Extract and list every line that contains the word "ICMS".

_ _ _ _ _

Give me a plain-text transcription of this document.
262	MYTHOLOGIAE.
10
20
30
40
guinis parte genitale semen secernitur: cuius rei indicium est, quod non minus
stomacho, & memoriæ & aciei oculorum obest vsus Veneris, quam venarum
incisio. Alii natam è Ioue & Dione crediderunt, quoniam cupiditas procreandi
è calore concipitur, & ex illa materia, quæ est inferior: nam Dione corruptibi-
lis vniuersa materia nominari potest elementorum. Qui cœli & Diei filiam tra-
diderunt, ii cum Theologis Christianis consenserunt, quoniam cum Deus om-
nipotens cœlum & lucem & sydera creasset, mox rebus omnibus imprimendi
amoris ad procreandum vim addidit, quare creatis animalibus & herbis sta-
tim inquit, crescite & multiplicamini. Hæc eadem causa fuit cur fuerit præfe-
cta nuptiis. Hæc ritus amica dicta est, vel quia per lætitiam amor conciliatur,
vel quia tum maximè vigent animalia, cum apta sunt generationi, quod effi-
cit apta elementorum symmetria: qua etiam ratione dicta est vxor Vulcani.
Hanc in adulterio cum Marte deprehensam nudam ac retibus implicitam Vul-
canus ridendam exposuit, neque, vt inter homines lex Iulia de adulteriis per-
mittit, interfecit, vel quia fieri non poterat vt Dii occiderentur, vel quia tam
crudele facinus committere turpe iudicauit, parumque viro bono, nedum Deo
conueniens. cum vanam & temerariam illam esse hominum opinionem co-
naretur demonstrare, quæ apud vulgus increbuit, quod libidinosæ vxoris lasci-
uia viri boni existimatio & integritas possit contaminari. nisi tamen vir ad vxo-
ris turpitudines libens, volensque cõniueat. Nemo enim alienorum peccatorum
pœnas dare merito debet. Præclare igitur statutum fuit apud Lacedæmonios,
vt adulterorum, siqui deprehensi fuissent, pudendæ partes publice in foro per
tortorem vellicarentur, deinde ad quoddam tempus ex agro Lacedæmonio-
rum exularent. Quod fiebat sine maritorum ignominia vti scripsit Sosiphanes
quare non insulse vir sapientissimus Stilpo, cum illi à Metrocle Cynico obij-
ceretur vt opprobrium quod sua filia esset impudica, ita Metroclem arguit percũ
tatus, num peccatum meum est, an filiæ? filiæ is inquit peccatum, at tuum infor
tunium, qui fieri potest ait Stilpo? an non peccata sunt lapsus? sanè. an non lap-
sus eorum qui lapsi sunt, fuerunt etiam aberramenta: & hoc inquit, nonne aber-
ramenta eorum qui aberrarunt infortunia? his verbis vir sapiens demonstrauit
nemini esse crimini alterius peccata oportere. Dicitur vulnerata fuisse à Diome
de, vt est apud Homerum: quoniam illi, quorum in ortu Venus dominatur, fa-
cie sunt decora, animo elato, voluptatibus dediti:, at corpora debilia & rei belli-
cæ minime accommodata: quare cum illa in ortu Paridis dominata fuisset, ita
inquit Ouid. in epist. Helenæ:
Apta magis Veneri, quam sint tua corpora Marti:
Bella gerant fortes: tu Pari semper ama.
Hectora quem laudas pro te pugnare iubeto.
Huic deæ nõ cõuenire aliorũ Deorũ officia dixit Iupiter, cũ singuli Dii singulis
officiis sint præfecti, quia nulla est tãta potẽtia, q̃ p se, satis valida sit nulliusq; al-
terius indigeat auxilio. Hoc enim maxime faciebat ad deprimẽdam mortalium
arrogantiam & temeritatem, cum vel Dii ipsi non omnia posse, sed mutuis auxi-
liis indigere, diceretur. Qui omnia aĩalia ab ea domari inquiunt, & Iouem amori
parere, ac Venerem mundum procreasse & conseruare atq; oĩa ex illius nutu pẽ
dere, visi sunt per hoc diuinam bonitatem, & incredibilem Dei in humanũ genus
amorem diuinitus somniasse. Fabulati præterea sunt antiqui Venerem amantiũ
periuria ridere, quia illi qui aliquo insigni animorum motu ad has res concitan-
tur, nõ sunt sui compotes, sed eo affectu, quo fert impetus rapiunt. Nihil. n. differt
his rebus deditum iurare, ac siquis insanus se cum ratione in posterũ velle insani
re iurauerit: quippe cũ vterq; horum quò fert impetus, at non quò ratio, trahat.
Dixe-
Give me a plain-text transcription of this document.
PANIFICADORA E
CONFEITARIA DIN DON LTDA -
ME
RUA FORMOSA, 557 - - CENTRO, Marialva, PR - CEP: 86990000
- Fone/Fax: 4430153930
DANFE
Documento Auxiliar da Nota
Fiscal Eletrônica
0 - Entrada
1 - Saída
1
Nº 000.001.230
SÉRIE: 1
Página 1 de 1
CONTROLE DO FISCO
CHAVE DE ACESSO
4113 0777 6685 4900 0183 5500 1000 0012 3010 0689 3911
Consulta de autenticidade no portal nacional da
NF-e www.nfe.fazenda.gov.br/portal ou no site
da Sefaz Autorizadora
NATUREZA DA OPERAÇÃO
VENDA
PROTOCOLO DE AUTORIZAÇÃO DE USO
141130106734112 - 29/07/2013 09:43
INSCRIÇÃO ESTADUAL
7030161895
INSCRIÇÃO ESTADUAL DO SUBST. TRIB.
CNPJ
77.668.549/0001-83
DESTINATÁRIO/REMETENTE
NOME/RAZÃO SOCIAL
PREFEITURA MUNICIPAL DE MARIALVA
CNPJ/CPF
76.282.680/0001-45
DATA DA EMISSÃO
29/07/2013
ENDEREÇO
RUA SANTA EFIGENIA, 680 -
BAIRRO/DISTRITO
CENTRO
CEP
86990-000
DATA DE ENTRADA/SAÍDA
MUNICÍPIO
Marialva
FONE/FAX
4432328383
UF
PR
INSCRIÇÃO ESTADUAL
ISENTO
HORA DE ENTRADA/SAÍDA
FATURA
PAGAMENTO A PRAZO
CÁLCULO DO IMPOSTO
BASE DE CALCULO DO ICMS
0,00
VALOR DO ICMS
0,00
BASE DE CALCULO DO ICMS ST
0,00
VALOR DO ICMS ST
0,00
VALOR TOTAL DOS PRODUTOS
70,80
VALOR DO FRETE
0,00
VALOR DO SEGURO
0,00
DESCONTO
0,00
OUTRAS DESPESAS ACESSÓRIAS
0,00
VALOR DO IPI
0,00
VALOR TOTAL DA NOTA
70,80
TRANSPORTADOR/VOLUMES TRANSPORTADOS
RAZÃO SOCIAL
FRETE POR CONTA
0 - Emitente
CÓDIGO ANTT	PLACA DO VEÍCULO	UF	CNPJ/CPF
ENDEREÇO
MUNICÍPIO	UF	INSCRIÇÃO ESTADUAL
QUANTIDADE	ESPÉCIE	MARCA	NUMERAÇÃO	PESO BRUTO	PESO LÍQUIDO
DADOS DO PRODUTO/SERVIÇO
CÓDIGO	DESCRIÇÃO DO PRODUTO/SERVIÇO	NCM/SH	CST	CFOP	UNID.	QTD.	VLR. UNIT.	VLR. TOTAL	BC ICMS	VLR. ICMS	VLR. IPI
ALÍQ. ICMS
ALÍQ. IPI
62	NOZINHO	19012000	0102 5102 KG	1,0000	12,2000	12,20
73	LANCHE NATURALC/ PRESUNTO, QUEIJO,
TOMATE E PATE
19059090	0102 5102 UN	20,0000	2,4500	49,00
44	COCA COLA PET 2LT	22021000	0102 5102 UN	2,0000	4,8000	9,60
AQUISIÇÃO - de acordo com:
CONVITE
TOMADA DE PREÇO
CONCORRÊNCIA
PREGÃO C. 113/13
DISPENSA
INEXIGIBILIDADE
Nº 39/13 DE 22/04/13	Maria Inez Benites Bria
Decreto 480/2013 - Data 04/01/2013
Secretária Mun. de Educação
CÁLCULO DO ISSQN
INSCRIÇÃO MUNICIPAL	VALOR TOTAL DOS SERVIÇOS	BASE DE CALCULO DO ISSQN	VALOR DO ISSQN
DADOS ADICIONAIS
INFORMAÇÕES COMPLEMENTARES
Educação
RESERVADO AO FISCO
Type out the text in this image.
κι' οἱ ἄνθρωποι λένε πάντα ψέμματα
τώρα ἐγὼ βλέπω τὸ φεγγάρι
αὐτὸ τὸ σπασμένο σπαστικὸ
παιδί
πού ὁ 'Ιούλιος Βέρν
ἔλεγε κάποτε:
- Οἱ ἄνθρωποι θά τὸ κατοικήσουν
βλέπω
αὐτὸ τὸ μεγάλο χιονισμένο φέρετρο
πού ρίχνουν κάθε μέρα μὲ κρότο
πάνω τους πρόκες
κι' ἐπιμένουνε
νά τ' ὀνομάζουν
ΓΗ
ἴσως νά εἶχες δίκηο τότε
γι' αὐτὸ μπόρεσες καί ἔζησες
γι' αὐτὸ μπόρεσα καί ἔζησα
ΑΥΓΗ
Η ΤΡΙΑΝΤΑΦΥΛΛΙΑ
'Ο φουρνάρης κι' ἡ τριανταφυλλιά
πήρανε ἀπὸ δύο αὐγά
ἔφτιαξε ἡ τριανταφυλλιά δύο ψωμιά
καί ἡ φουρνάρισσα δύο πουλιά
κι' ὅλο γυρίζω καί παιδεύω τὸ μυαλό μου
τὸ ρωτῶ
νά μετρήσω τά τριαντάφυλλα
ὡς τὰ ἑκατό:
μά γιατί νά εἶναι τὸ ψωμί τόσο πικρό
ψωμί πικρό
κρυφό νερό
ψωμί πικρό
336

_ _ _ _ _

● Worked answer
BASE DE CALCULO DO ICMS
VALOR DO ICMS
BASE DE CALCULO DO ICMS ST
VALOR DO ICMS ST
CÓDIGO	DESCRIÇÃO DO PRODUTO/SERVIÇO	NCM/SH	CST	CFOP	UNID.	QTD.	VLR. UNIT.	VLR. TOTAL	BC ICMS	VLR. ICMS	VLR. IPI
ALÍQ. ICMS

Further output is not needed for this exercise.